(DIRECTION): Pull every line that holds the word "località" from the entries.

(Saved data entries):
• • •

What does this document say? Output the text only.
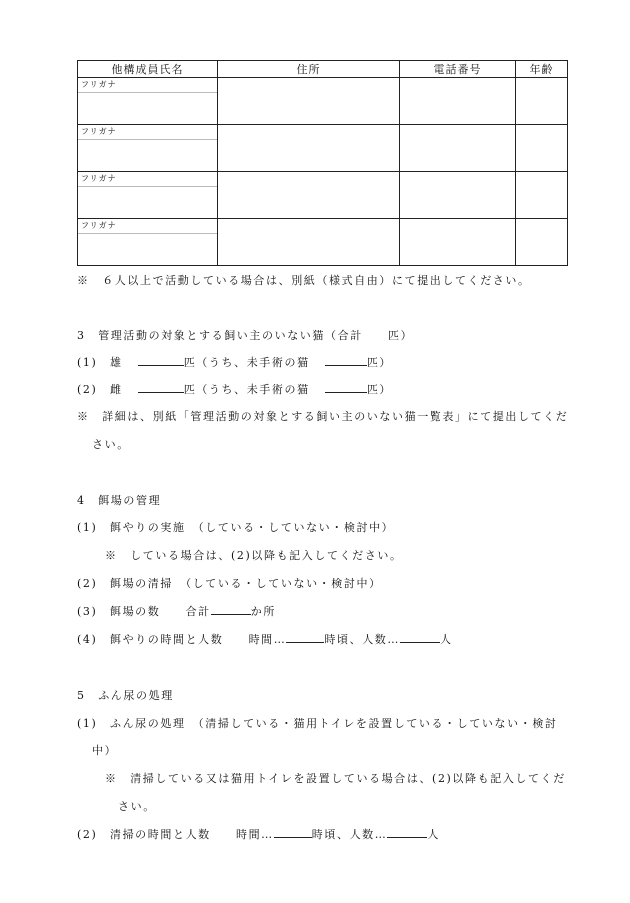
他構成員氏名	住所	電話番号	年齢

フリガナ			

フリガナ			

フリガナ			

フリガナ			

※　６人以上で活動している場合は、別紙（様式自由）にて提出してください。
3　管理活動の対象とする飼い主のいない猫（合計　　匹）
(1)　雄	匹（うち、未手術の猫	匹）
(2)　雌	匹（うち、未手術の猫	匹）
※　詳細は、別紙「管理活動の対象とする飼い主のいない猫一覧表」にて提出してくだ
さい。
4　餌場の管理
(1)　餌やりの実施　（している・していない・検討中）
※　している場合は、(2)以降も記入してください。
(2)　餌場の清掃　（している・していない・検討中）
(3)　餌場の数　　合計	か所
(4)　餌やりの時間と人数　　時間…	時頃、人数…	人
5　ふん尿の処理
(1)　ふん尿の処理　（清掃している・猫用トイレを設置している・していない・検討
中）
※　清掃している又は猫用トイレを設置している場合は、(2)以降も記入してくだ
さい。
(2)　清掃の時間と人数　　時間…	時頃、人数…	人
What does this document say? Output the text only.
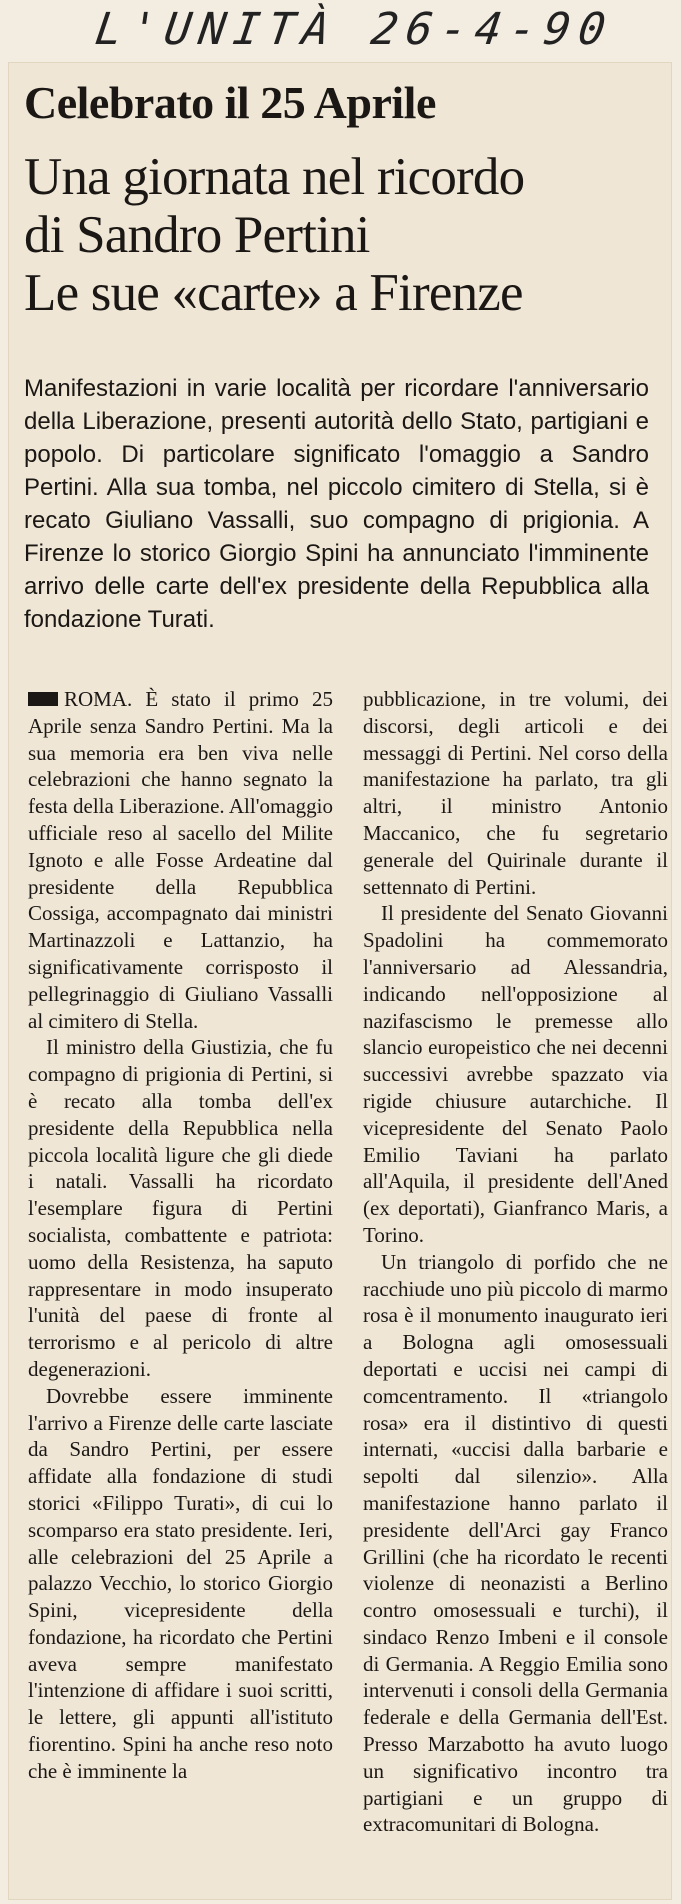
L'UNITÀ 26-4-90
Celebrato il 25 Aprile
Una giornata nel ricordo
di Sandro Pertini
Le sue «carte» a Firenze
Manifestazioni in varie località per ricordare l'anniversario della Liberazione, presenti autorità dello Stato, partigiani e popolo. Di particolare significato l'omaggio a Sandro Pertini. Alla sua tomba, nel piccolo cimitero di Stella, si è recato Giuliano Vassalli, suo compagno di prigionia. A Firenze lo storico Giorgio Spini ha annunciato l'imminente arrivo delle carte dell'ex presidente della Repubblica alla fondazione Turati.

ROMA. È stato il primo 25 Aprile senza Sandro Pertini. Ma la sua memoria era ben viva nelle celebrazioni che hanno segnato la festa della Liberazione. All'omaggio ufficiale reso al sacello del Milite Ignoto e alle Fosse Ardeatine dal presidente della Repubblica Cossiga, accompagnato dai ministri Martinazzoli e Lattanzio, ha significativamente corrisposto il pellegrinaggio di Giuliano Vassalli al cimitero di Stella.

Il ministro della Giustizia, che fu compagno di prigionia di Pertini, si è recato alla tomba dell'ex presidente della Repubblica nella piccola località ligure che gli diede i natali. Vassalli ha ricordato l'esemplare figura di Pertini socialista, combattente e patriota: uomo della Resistenza, ha saputo rappresentare in modo insuperato l'unità del paese di fronte al terrorismo e al pericolo di altre degenerazioni.

Dovrebbe essere imminente l'arrivo a Firenze delle carte lasciate da Sandro Pertini, per essere affidate alla fondazione di studi storici «Filippo Turati», di cui lo scomparso era stato presidente. Ieri, alle celebrazioni del 25 Aprile a palazzo Vecchio, lo storico Giorgio Spini, vicepresidente della fondazione, ha ricordato che Pertini aveva sempre manifestato l'intenzione di affidare i suoi scritti, le lettere, gli appunti all'istituto fiorentino. Spini ha anche reso noto che è imminente la

pubblicazione, in tre volumi, dei discorsi, degli articoli e dei messaggi di Pertini. Nel corso della manifestazione ha parlato, tra gli altri, il ministro Antonio Maccanico, che fu segretario generale del Quirinale durante il settennato di Pertini.

Il presidente del Senato Giovanni Spadolini ha commemorato l'anniversario ad Alessandria, indicando nell'opposizione al nazifascismo le premesse allo slancio europeistico che nei decenni successivi avrebbe spazzato via rigide chiusure autarchiche. Il vicepresidente del Senato Paolo Emilio Taviani ha parlato all'Aquila, il presidente dell'Aned (ex deportati), Gianfranco Maris, a Torino.

Un triangolo di porfido che ne racchiude uno più piccolo di marmo rosa è il monumento inaugurato ieri a Bologna agli omosessuali deportati e uccisi nei campi di comcentramento. Il «triangolo rosa» era il distintivo di questi internati, «uccisi dalla barbarie e sepolti dal silenzio». Alla manifestazione hanno parlato il presidente dell'Arci gay Franco Grillini (che ha ricordato le recenti violenze di neonazisti a Berlino contro omosessuali e turchi), il sindaco Renzo Imbeni e il console di Germania. A Reggio Emilia sono intervenuti i consoli della Germania federale e della Germania dell'Est. Presso Marzabotto ha avuto luogo un significativo incontro tra partigiani e un gruppo di extracomunitari di Bologna.
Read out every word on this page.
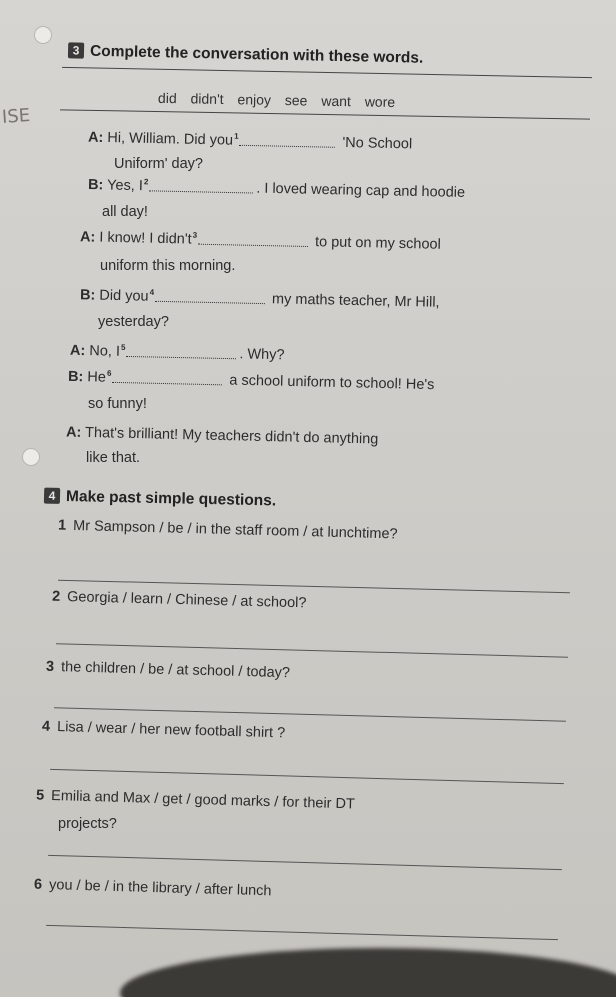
3 Complete the conversation with these words.
did didn't enjoy see want wore
ISE
A: Hi, William. Did you$^1$	'No School
Uniform' day?
B: Yes, $I^2$	. I loved wearing cap and hoodie
all day!
A: I know! I $didn't^3$	to put on my school
uniform this morning.
B: Did you$^4$	my maths teacher, Mr Hill,
yesterday?
A: No, $I^5$	. Why?
B: He$^6$	a school uniform to school! He's
so funny!
A: That's brilliant! My teachers didn't do anything
like that.
4 Make past simple questions.
1 Mr Sampson / be / in the staff room / at lunchtime?
2 Georgia / learn / Chinese / at school?
3 the children / be / at school / today?
4 Lisa / wear / her new football shirt ?
5 Emilia and Max / get / good marks / for their DT
projects?
6 you / be / in the library / after lunch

• • •

(RESPONSE TO THE EXERCISE):
Manifestazioni in varie località per ricordare l'anniversario della Liberazione, presenti autorità dello Stato, partigiani e popolo. Di particolare significato l'omaggio a Sandro Pertini. Alla sua tomba, nel piccolo cimitero di Stella, si è recato Giuliano Vassalli, suo compagno di prigionia. A Firenze lo storico Giorgio Spini ha annunciato l'imminente arrivo delle carte dell'ex presidente della Repubblica alla fondazione Turati.
Il ministro della Giustizia, che fu compagno di prigionia di Pertini, si è recato alla tomba dell'ex presidente della Repubblica nella piccola località ligure che gli diede i natali. Vassalli ha ricordato l'esemplare figura di Pertini socialista, combattente e patriota: uomo della Resistenza, ha saputo rappresentare in modo insuperato l'unità del paese di fronte al terrorismo e al pericolo di altre degenerazioni.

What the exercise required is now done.